PROBLEM TO SOLVE:
Copy the data word for word, keeping every line.

[Dataset entries]
·····

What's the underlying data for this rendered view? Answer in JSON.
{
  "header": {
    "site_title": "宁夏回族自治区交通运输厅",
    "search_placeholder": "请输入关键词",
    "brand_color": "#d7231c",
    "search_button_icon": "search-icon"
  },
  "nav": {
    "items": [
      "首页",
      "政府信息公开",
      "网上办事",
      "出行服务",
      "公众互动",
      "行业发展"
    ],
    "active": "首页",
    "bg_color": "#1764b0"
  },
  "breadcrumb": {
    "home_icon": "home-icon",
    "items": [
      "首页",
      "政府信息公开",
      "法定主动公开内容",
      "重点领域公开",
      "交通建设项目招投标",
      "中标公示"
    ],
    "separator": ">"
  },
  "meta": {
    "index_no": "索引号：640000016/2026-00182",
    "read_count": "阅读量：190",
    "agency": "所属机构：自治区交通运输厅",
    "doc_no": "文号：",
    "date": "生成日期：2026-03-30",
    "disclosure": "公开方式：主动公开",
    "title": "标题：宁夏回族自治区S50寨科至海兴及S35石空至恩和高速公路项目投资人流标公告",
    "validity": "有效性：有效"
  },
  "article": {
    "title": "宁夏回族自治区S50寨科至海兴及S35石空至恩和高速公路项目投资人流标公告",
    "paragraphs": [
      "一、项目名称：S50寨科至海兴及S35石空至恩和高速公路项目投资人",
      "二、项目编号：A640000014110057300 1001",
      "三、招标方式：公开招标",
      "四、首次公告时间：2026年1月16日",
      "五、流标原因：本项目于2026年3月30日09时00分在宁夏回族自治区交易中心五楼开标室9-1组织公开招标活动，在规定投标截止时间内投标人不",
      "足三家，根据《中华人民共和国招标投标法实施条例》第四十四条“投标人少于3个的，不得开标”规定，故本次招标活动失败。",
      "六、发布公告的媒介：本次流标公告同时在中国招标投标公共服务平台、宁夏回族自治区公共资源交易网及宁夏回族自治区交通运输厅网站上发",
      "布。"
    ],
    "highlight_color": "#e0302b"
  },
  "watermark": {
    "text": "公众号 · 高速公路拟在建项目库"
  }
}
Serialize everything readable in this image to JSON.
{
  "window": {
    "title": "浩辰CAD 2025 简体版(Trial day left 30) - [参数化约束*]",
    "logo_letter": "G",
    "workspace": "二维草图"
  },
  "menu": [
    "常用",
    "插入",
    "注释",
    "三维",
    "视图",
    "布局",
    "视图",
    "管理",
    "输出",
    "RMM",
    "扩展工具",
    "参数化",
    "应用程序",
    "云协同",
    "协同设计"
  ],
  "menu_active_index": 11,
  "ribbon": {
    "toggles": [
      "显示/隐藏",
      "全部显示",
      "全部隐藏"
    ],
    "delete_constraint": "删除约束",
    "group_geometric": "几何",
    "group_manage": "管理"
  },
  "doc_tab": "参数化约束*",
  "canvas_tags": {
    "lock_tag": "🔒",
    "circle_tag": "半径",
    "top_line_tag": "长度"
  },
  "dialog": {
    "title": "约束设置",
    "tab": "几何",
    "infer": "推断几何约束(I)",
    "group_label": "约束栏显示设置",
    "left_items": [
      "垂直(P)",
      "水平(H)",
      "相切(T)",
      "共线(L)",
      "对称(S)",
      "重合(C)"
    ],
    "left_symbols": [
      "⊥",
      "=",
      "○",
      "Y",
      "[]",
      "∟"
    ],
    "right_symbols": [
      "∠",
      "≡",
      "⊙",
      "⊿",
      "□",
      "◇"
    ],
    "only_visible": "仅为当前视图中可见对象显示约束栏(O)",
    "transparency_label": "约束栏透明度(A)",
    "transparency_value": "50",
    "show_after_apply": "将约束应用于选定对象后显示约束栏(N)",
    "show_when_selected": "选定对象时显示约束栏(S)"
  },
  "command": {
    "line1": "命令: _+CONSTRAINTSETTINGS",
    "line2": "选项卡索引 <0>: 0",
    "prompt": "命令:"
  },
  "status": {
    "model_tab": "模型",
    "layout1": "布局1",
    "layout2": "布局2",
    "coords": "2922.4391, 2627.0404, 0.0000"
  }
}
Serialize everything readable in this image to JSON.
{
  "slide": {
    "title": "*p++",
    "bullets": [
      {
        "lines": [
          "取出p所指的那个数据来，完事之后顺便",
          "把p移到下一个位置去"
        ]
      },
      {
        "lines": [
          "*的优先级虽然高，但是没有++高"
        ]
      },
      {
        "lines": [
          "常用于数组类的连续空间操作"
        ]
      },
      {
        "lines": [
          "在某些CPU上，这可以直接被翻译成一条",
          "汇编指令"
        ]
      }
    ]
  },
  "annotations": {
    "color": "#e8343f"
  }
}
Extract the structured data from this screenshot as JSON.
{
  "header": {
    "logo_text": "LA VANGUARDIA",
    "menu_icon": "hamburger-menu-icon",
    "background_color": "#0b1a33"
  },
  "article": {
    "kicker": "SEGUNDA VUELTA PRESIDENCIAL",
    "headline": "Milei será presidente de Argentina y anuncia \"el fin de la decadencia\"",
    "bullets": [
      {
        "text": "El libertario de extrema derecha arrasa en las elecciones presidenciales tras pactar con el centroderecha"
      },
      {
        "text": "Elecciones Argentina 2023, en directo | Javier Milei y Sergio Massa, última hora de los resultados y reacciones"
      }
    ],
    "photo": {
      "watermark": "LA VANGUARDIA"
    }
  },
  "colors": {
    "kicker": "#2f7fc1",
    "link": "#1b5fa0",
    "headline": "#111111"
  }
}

·····

RESULT OF THE TASK:
What's the underlying data for this rendered view? Answer in JSON.
{
  "header": {
    "site_title": "宁夏回族自治区交通运输厅",
    "search_placeholder": "请输入关键词",
    "brand_color": "#d7231c",
    "search_button_icon": "search-icon"
  },
  "nav": {
    "items": [
      "首页",
      "政府信息公开",
      "网上办事",
      "出行服务",
      "公众互动",
      "行业发展"
    ],
    "active": "首页",
    "bg_color": "#1764b0"
  },
  "breadcrumb": {
    "home_icon": "home-icon",
    "items": [
      "首页",
      "政府信息公开",
      "法定主动公开内容",
      "重点领域公开",
      "交通建设项目招投标",
      "中标公示"
    ],
    "separator": ">"
  },
  "meta": {
    "index_no": "索引号：640000016/2026-00182",
    "read_count": "阅读量：190",
    "agency": "所属机构：自治区交通运输厅",
    "doc_no": "文号：",
    "date": "生成日期：2026-03-30",
    "disclosure": "公开方式：主动公开",
    "title": "标题：宁夏回族自治区S50寨科至海兴及S35石空至恩和高速公路项目投资人流标公告",
    "validity": "有效性：有效"
  },
  "article": {
    "title": "宁夏回族自治区S50寨科至海兴及S35石空至恩和高速公路项目投资人流标公告",
    "paragraphs": [
      "一、项目名称：S50寨科至海兴及S35石空至恩和高速公路项目投资人",
      "二、项目编号：A640000014110057300 1001",
      "三、招标方式：公开招标",
      "四、首次公告时间：2026年1月16日",
      "五、流标原因：本项目于2026年3月30日09时00分在宁夏回族自治区交易中心五楼开标室9-1组织公开招标活动，在规定投标截止时间内投标人不",
      "足三家，根据《中华人民共和国招标投标法实施条例》第四十四条“投标人少于3个的，不得开标”规定，故本次招标活动失败。",
      "六、发布公告的媒介：本次流标公告同时在中国招标投标公共服务平台、宁夏回族自治区公共资源交易网及宁夏回族自治区交通运输厅网站上发",
      "布。"
    ],
    "highlight_color": "#e0302b"
  },
  "watermark": {
    "text": "公众号 · 高速公路拟在建项目库"
  }
}
Serialize everything readable in this image to JSON.
{
  "window": {
    "title": "浩辰CAD 2025 简体版(Trial day left 30) - [参数化约束*]",
    "logo_letter": "G",
    "workspace": "二维草图"
  },
  "menu": [
    "常用",
    "插入",
    "注释",
    "三维",
    "视图",
    "布局",
    "视图",
    "管理",
    "输出",
    "RMM",
    "扩展工具",
    "参数化",
    "应用程序",
    "云协同",
    "协同设计"
  ],
  "menu_active_index": 11,
  "ribbon": {
    "toggles": [
      "显示/隐藏",
      "全部显示",
      "全部隐藏"
    ],
    "delete_constraint": "删除约束",
    "group_geometric": "几何",
    "group_manage": "管理"
  },
  "doc_tab": "参数化约束*",
  "canvas_tags": {
    "lock_tag": "🔒",
    "circle_tag": "半径",
    "top_line_tag": "长度"
  },
  "dialog": {
    "title": "约束设置",
    "tab": "几何",
    "infer": "推断几何约束(I)",
    "group_label": "约束栏显示设置",
    "left_items": [
      "垂直(P)",
      "水平(H)",
      "相切(T)",
      "共线(L)",
      "对称(S)",
      "重合(C)"
    ],
    "left_symbols": [
      "⊥",
      "=",
      "○",
      "Y",
      "[]",
      "∟"
    ],
    "right_symbols": [
      "∠",
      "≡",
      "⊙",
      "⊿",
      "□",
      "◇"
    ],
    "only_visible": "仅为当前视图中可见对象显示约束栏(O)",
    "transparency_label": "约束栏透明度(A)",
    "transparency_value": "50",
    "show_after_apply": "将约束应用于选定对象后显示约束栏(N)",
    "show_when_selected": "选定对象时显示约束栏(S)"
  },
  "command": {
    "line1": "命令: _+CONSTRAINTSETTINGS",
    "line2": "选项卡索引 <0>: 0",
    "prompt": "命令:"
  },
  "status": {
    "model_tab": "模型",
    "layout1": "布局1",
    "layout2": "布局2",
    "coords": "2922.4391, 2627.0404, 0.0000"
  }
}
Serialize everything readable in this image to JSON.
{
  "slide": {
    "title": "*p++",
    "bullets": [
      {
        "lines": [
          "取出p所指的那个数据来，完事之后顺便",
          "把p移到下一个位置去"
        ]
      },
      {
        "lines": [
          "*的优先级虽然高，但是没有++高"
        ]
      },
      {
        "lines": [
          "常用于数组类的连续空间操作"
        ]
      },
      {
        "lines": [
          "在某些CPU上，这可以直接被翻译成一条",
          "汇编指令"
        ]
      }
    ]
  },
  "annotations": {
    "color": "#e8343f"
  }
}
Extract the structured data from this screenshot as JSON.
{
  "header": {
    "logo_text": "LA VANGUARDIA",
    "menu_icon": "hamburger-menu-icon",
    "background_color": "#0b1a33"
  },
  "article": {
    "kicker": "SEGUNDA VUELTA PRESIDENCIAL",
    "headline": "Milei será presidente de Argentina y anuncia \"el fin de la decadencia\"",
    "bullets": [
      {
        "text": "El libertario de extrema derecha arrasa en las elecciones presidenciales tras pactar con el centroderecha"
      },
      {
        "text": "Elecciones Argentina 2023, en directo | Javier Milei y Sergio Massa, última hora de los resultados y reacciones"
      }
    ],
    "photo": {
      "watermark": "LA VANGUARDIA"
    }
  },
  "colors": {
    "kicker": "#2f7fc1",
    "link": "#1b5fa0",
    "headline": "#111111"
  }
}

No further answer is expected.